### Task prompt
What is the number of lines in the entries that include the word "input"? Respond with the number only.

Records from a dataset:
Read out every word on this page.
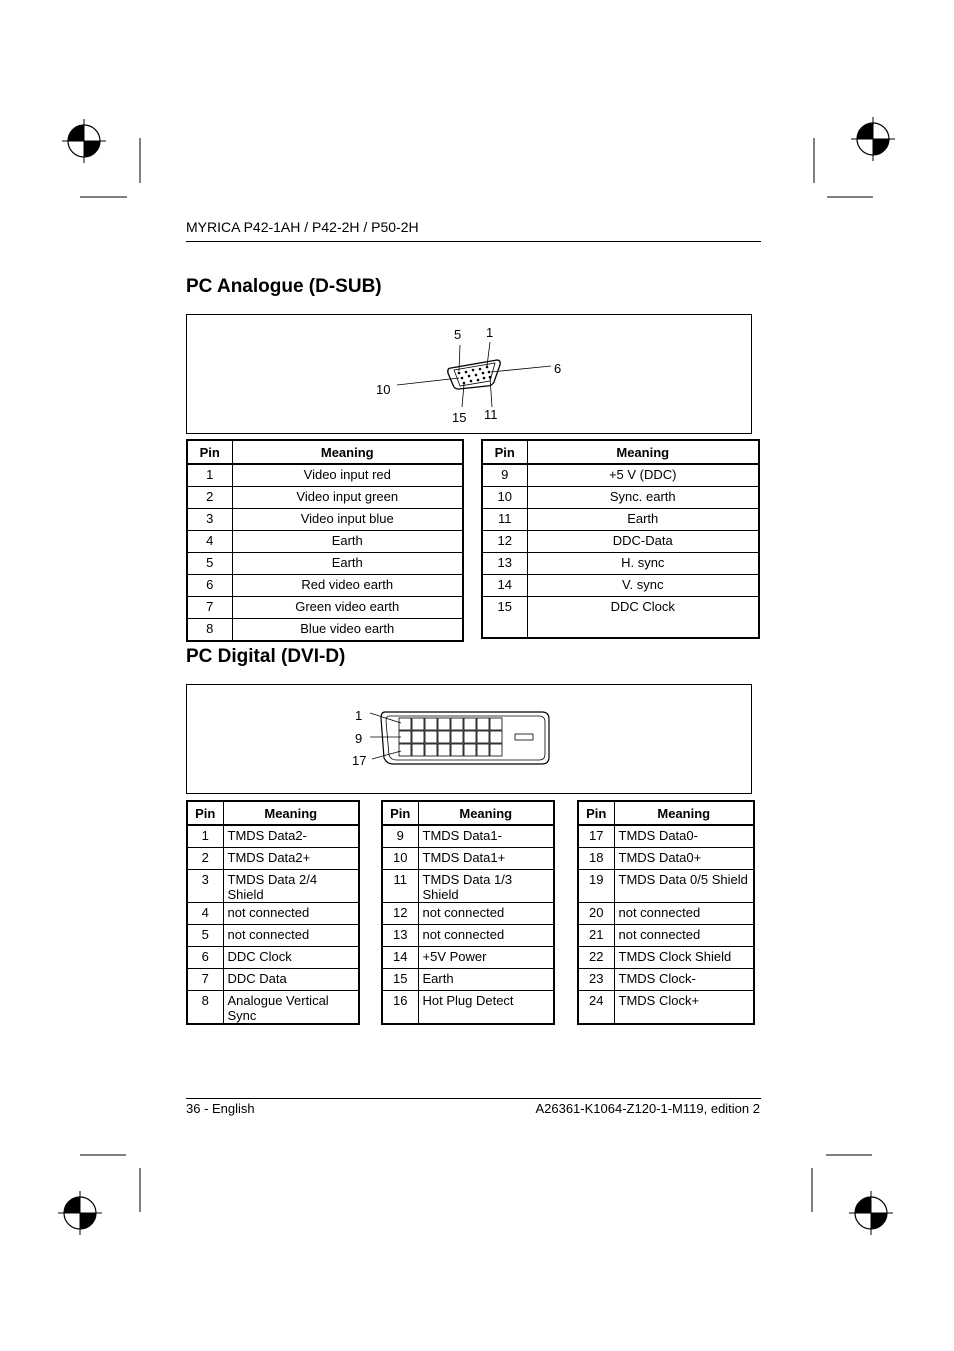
MYRICA P42-1AH / P42-2H / P50-2H
PC Analogue (D-SUB)
5 1
6
10
15 11
Pin	Meaning
1	Video input red
2	Video input green
3	Video input blue
4	Earth
5	Earth
6	Red video earth
7	Green video earth
8	Blue video earth
Pin	Meaning
9	+5 V (DDC)
10	Sync. earth
11	Earth
12	DDC-Data
13	H. sync
14	V. sync
15	DDC Clock
PC Digital (DVI-D)
1
9
17
Pin	Meaning
1	TMDS Data2-
2	TMDS Data2+
3	TMDS Data 2/4 Shield
4	not connected
5	not connected
6	DDC Clock
7	DDC Data
8	Analogue Vertical Sync
Pin	Meaning
9	TMDS Data1-
10	TMDS Data1+
11	TMDS Data 1/3 Shield
12	not connected
13	not connected
14	+5V Power
15	Earth
16	Hot Plug Detect
Pin	Meaning
17	TMDS Data0-
18	TMDS Data0+
19	TMDS Data 0/5 Shield
20	not connected
21	not connected
22	TMDS Clock Shield
23	TMDS Clock-
24	TMDS Clock+
36 - English	A26361-K1064-Z120-1-M119, edition 2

### Expected output
3